→ Job: In the entries that follow, count each line containing "dans" and state the total, nothing more.

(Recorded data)
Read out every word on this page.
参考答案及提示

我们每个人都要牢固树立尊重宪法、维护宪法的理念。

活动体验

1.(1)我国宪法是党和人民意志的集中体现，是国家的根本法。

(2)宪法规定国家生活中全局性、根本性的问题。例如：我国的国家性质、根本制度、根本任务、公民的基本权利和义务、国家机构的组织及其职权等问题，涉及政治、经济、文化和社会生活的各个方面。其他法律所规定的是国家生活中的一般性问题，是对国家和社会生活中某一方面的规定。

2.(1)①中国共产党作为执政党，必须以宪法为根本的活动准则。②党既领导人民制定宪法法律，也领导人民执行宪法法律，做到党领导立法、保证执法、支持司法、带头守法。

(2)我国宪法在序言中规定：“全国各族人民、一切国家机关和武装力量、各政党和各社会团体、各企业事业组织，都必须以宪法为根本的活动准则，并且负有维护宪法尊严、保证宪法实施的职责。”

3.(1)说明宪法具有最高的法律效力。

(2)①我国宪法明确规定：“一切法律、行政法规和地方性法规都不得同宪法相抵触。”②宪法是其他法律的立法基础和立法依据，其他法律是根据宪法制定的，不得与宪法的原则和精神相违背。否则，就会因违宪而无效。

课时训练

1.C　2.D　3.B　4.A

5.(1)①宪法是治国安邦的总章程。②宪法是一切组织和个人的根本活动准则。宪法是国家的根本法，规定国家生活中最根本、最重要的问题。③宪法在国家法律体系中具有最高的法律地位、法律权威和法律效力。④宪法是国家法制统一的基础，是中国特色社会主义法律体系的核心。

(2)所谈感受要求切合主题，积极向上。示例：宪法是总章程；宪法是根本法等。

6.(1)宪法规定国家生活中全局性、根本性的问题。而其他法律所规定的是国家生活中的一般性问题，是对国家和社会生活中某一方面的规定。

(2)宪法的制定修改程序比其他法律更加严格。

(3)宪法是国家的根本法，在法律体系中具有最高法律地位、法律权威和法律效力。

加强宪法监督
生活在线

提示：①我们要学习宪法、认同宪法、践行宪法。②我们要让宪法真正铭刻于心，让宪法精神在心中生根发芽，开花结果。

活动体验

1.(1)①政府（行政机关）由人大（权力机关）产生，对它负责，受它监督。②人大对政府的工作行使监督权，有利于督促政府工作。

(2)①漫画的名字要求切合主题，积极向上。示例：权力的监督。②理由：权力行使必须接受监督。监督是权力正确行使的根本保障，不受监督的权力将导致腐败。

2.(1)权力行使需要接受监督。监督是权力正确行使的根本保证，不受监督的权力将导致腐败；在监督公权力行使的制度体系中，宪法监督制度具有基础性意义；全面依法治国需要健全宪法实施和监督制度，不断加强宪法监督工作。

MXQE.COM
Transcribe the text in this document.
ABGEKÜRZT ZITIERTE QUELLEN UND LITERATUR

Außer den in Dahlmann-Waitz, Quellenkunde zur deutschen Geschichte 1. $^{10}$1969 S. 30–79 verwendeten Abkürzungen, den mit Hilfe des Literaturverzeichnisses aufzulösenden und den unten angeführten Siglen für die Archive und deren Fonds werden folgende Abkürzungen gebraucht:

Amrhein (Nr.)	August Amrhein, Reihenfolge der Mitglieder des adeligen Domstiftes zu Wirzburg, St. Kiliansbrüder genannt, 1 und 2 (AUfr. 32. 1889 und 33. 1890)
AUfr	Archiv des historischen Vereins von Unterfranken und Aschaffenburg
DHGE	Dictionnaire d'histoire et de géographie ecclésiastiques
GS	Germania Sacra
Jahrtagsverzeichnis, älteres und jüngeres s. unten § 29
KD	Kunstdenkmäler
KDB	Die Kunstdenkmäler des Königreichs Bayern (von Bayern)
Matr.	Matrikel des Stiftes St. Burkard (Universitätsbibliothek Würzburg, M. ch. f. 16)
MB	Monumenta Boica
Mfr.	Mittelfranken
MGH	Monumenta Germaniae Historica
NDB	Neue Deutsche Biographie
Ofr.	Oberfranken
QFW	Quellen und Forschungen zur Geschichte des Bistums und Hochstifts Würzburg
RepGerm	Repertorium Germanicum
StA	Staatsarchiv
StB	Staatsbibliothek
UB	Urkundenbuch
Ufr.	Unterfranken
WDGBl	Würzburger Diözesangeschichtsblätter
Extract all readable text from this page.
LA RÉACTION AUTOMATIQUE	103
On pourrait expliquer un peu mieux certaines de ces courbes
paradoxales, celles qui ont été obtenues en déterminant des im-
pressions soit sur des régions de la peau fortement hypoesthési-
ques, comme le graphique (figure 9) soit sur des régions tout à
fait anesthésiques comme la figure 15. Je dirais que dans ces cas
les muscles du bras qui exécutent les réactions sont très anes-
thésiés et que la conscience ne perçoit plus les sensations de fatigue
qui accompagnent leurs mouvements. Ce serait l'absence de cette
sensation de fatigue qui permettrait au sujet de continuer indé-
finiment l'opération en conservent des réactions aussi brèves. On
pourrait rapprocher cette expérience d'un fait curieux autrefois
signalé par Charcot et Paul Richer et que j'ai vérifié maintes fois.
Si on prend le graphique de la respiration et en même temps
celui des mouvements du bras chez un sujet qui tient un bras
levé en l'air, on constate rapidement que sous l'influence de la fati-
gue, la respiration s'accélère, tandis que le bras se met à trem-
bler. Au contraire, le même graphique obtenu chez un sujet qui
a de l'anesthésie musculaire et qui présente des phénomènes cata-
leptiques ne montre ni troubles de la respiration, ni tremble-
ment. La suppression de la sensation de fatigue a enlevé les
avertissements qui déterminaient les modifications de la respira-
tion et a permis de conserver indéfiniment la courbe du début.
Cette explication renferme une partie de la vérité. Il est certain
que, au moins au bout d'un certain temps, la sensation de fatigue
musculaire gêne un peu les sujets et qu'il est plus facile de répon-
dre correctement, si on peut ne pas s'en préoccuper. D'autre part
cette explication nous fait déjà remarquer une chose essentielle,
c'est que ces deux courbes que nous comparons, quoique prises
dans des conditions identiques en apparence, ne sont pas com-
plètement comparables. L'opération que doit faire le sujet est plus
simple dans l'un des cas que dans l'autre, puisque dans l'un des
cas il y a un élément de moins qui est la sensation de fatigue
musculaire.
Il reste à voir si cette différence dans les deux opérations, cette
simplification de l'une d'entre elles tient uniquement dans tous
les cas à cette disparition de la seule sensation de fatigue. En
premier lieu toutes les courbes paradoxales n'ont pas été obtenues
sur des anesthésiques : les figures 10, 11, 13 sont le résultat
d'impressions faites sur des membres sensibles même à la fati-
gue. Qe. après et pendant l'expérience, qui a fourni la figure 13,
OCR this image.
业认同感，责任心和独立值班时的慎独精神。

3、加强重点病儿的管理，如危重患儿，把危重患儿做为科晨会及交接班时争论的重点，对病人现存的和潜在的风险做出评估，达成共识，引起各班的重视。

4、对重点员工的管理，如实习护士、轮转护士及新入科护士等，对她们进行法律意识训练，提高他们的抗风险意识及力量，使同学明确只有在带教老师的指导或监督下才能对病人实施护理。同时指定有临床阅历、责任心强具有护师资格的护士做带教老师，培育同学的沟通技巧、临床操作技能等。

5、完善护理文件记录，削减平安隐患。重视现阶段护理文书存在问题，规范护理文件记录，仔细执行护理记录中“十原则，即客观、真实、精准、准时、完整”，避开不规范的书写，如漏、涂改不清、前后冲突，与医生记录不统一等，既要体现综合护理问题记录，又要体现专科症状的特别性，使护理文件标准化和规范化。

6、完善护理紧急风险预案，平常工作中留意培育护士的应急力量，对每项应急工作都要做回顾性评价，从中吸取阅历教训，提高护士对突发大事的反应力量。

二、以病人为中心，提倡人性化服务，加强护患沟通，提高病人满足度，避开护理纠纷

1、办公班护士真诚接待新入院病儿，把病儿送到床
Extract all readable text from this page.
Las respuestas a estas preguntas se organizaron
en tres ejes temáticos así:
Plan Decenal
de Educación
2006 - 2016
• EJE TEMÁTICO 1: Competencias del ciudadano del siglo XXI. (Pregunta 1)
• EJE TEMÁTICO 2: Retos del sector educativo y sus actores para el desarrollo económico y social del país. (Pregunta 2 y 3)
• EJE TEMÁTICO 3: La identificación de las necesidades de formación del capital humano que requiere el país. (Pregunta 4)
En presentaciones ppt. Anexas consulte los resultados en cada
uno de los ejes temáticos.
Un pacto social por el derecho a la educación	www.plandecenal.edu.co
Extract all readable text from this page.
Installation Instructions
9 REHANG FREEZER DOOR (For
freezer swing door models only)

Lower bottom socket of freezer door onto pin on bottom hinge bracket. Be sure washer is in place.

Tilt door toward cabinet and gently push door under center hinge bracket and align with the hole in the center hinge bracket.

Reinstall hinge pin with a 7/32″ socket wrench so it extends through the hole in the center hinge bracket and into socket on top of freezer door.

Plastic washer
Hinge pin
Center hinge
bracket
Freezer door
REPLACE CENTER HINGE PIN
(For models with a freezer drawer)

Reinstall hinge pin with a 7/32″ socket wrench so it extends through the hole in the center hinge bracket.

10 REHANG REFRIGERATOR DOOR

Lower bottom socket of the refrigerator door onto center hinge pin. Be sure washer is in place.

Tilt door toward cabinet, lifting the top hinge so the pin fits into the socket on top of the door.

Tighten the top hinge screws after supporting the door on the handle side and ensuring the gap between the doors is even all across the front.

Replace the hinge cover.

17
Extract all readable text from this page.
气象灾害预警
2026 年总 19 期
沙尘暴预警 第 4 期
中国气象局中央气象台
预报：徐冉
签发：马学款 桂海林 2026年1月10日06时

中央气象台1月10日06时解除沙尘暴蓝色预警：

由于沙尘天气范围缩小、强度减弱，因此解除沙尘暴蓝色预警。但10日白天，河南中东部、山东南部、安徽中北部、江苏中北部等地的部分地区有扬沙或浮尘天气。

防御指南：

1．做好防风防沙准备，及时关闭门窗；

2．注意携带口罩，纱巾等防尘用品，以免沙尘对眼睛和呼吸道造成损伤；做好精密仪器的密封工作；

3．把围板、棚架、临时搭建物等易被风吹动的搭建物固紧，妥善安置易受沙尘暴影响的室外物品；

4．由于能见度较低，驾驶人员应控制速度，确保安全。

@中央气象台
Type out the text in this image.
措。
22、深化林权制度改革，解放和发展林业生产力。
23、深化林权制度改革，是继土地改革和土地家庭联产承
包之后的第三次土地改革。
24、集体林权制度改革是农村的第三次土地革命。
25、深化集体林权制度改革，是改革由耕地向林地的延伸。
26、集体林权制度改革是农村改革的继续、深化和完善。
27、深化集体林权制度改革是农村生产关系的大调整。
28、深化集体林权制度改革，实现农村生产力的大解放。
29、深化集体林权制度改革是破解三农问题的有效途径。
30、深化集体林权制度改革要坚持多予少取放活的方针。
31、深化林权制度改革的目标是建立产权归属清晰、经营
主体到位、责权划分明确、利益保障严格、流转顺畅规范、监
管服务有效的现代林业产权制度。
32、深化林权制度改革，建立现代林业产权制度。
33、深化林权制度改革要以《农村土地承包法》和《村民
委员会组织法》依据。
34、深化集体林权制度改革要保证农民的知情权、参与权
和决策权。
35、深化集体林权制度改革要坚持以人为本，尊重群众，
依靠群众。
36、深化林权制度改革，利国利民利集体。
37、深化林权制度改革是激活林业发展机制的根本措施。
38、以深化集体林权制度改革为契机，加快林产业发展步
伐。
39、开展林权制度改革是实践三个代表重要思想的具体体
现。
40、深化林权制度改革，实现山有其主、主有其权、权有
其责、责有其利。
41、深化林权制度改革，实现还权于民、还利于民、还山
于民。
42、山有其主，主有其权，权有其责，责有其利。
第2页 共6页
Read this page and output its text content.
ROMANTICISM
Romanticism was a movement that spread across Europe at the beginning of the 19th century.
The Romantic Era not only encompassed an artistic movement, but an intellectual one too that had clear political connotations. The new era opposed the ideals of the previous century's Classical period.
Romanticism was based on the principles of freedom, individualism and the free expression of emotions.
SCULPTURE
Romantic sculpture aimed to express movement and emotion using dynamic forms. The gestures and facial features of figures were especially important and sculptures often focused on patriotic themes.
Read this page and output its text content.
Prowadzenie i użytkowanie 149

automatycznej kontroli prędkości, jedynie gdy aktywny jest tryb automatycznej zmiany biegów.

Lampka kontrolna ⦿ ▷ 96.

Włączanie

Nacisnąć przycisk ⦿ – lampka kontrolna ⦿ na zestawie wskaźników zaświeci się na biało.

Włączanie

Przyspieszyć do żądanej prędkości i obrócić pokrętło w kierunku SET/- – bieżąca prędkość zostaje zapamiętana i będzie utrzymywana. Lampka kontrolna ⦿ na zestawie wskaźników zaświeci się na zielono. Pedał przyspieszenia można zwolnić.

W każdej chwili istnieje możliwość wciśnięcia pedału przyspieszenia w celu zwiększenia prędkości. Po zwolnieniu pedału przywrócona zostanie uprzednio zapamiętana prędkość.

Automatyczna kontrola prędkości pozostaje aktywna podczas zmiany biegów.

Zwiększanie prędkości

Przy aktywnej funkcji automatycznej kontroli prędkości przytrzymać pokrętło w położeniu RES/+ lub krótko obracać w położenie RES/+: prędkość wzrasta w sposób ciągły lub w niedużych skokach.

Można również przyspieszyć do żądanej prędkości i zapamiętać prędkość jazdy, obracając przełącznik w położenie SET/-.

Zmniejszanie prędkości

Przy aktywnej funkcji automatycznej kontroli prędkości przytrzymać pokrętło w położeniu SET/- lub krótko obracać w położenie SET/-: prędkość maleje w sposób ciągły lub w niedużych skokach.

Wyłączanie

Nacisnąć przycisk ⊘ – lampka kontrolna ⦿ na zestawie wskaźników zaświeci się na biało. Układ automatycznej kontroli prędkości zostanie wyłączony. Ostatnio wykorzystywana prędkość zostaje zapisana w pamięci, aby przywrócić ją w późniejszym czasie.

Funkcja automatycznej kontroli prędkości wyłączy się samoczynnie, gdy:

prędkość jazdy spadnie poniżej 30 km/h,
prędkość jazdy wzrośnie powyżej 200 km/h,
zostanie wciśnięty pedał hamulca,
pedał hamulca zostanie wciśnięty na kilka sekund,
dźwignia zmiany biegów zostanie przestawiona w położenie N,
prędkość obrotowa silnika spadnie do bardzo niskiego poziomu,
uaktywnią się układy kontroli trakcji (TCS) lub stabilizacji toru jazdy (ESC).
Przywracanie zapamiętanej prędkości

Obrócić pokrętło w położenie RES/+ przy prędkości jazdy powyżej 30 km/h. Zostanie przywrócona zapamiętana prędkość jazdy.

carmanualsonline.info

→ Exercise output: 5